Find the lines containing the word "logfriends" and copy every one of them.

○ ○ ○ ○

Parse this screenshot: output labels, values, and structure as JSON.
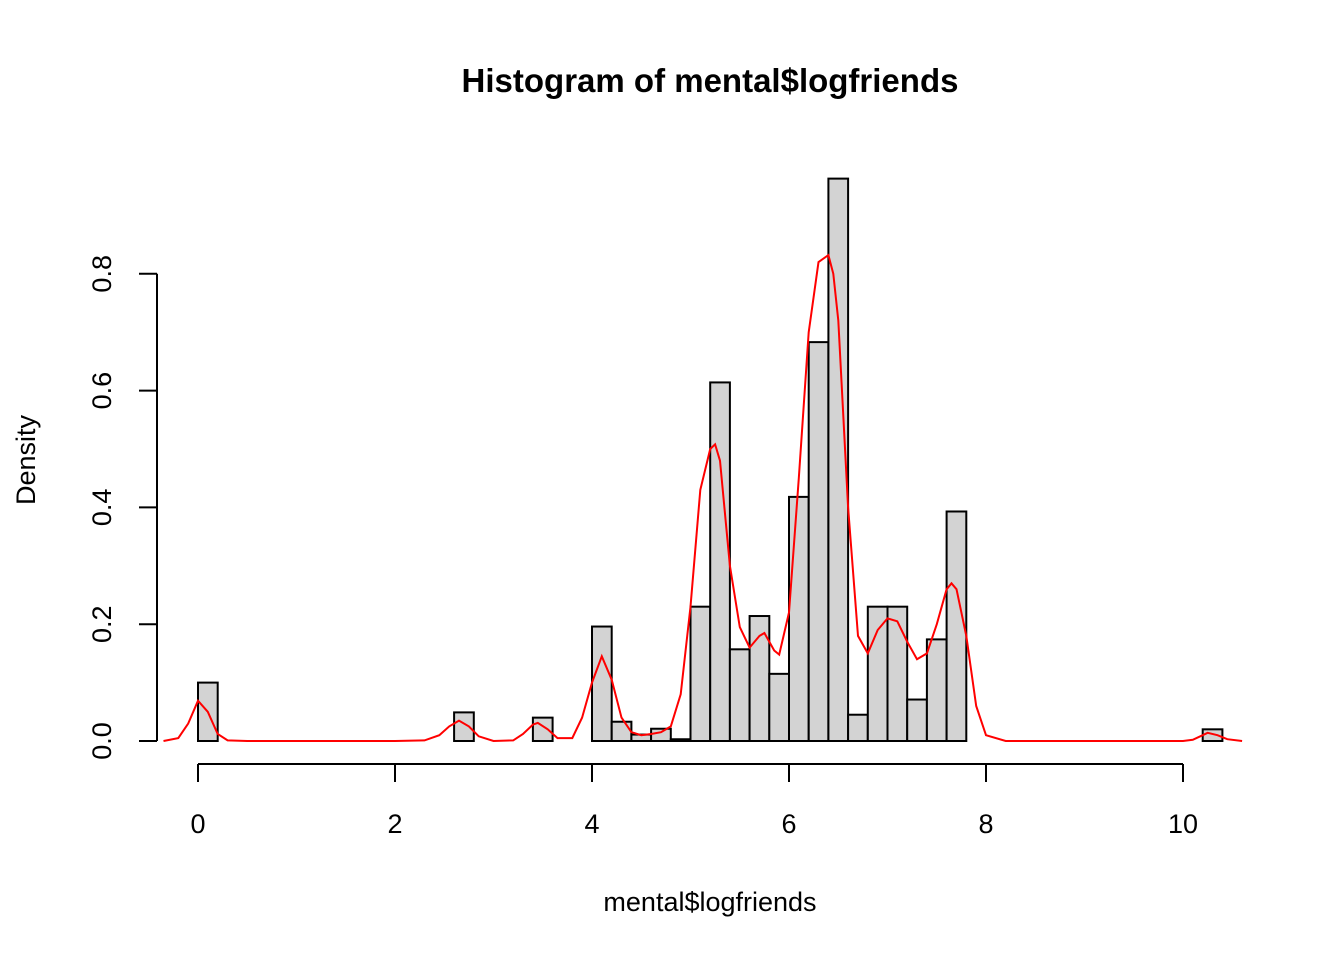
{
  "chart_data": {
    "type": "bar",
    "title": "Histogram of mental$logfriends",
    "xlabel": "mental$logfriends",
    "ylabel": "Density",
    "xlim": [
      0,
      10.4
    ],
    "ylim": [
      0,
      0.96
    ],
    "x_ticks": [
      "0",
      "2",
      "4",
      "6",
      "8",
      "10"
    ],
    "y_ticks": [
      "0.0",
      "0.2",
      "0.4",
      "0.6",
      "0.8"
    ],
    "grid": false,
    "legend": "none",
    "bin_width": 0.2,
    "series": [
      {
        "kind": "histogram",
        "color": "#d3d3d3",
        "bins": [
          {
            "x0": 0.0,
            "x1": 0.2,
            "density": 0.1
          },
          {
            "x0": 2.6,
            "x1": 2.8,
            "density": 0.049
          },
          {
            "x0": 3.4,
            "x1": 3.6,
            "density": 0.04
          },
          {
            "x0": 4.0,
            "x1": 4.2,
            "density": 0.196
          },
          {
            "x0": 4.2,
            "x1": 4.4,
            "density": 0.033
          },
          {
            "x0": 4.4,
            "x1": 4.6,
            "density": 0.011
          },
          {
            "x0": 4.6,
            "x1": 4.8,
            "density": 0.021
          },
          {
            "x0": 4.8,
            "x1": 5.0,
            "density": 0.003
          },
          {
            "x0": 5.0,
            "x1": 5.2,
            "density": 0.23
          },
          {
            "x0": 5.2,
            "x1": 5.4,
            "density": 0.614
          },
          {
            "x0": 5.4,
            "x1": 5.6,
            "density": 0.157
          },
          {
            "x0": 5.6,
            "x1": 5.8,
            "density": 0.214
          },
          {
            "x0": 5.8,
            "x1": 6.0,
            "density": 0.115
          },
          {
            "x0": 6.0,
            "x1": 6.2,
            "density": 0.418
          },
          {
            "x0": 6.2,
            "x1": 6.4,
            "density": 0.683
          },
          {
            "x0": 6.4,
            "x1": 6.6,
            "density": 0.963
          },
          {
            "x0": 6.6,
            "x1": 6.8,
            "density": 0.045
          },
          {
            "x0": 6.8,
            "x1": 7.0,
            "density": 0.23
          },
          {
            "x0": 7.0,
            "x1": 7.2,
            "density": 0.23
          },
          {
            "x0": 7.2,
            "x1": 7.4,
            "density": 0.071
          },
          {
            "x0": 7.4,
            "x1": 7.6,
            "density": 0.174
          },
          {
            "x0": 7.6,
            "x1": 7.8,
            "density": 0.393
          },
          {
            "x0": 10.2,
            "x1": 10.4,
            "density": 0.02
          }
        ]
      },
      {
        "kind": "density-line",
        "color": "#ff0000",
        "x": [
          -0.35,
          -0.2,
          -0.1,
          0.0,
          0.1,
          0.2,
          0.3,
          0.5,
          1.0,
          2.0,
          2.3,
          2.45,
          2.55,
          2.65,
          2.75,
          2.85,
          3.0,
          3.2,
          3.3,
          3.4,
          3.45,
          3.55,
          3.65,
          3.8,
          3.9,
          4.0,
          4.1,
          4.2,
          4.3,
          4.4,
          4.5,
          4.6,
          4.7,
          4.8,
          4.9,
          5.0,
          5.1,
          5.2,
          5.25,
          5.3,
          5.4,
          5.5,
          5.6,
          5.7,
          5.75,
          5.85,
          5.9,
          6.0,
          6.1,
          6.2,
          6.3,
          6.4,
          6.45,
          6.5,
          6.6,
          6.7,
          6.8,
          6.9,
          7.0,
          7.1,
          7.2,
          7.3,
          7.4,
          7.5,
          7.6,
          7.65,
          7.7,
          7.8,
          7.9,
          8.0,
          8.2,
          9.0,
          10.0,
          10.1,
          10.2,
          10.25,
          10.35,
          10.45,
          10.6
        ],
        "y": [
          0.0,
          0.005,
          0.03,
          0.069,
          0.05,
          0.012,
          0.001,
          0.0,
          0.0,
          0.0,
          0.001,
          0.01,
          0.025,
          0.035,
          0.025,
          0.008,
          0.0,
          0.001,
          0.012,
          0.028,
          0.031,
          0.02,
          0.005,
          0.005,
          0.04,
          0.1,
          0.145,
          0.105,
          0.04,
          0.015,
          0.01,
          0.012,
          0.015,
          0.025,
          0.08,
          0.23,
          0.43,
          0.5,
          0.508,
          0.48,
          0.3,
          0.195,
          0.16,
          0.18,
          0.185,
          0.155,
          0.148,
          0.22,
          0.45,
          0.7,
          0.82,
          0.832,
          0.8,
          0.72,
          0.4,
          0.18,
          0.15,
          0.19,
          0.21,
          0.205,
          0.17,
          0.14,
          0.15,
          0.2,
          0.26,
          0.27,
          0.26,
          0.18,
          0.06,
          0.01,
          0.0,
          0.0,
          0.0,
          0.002,
          0.01,
          0.014,
          0.01,
          0.003,
          0.0
        ]
      }
    ]
  }
}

○ ○ ○ ○

Result below:
    "title": "Histogram of mental$logfriends",
    "xlabel": "mental$logfriends",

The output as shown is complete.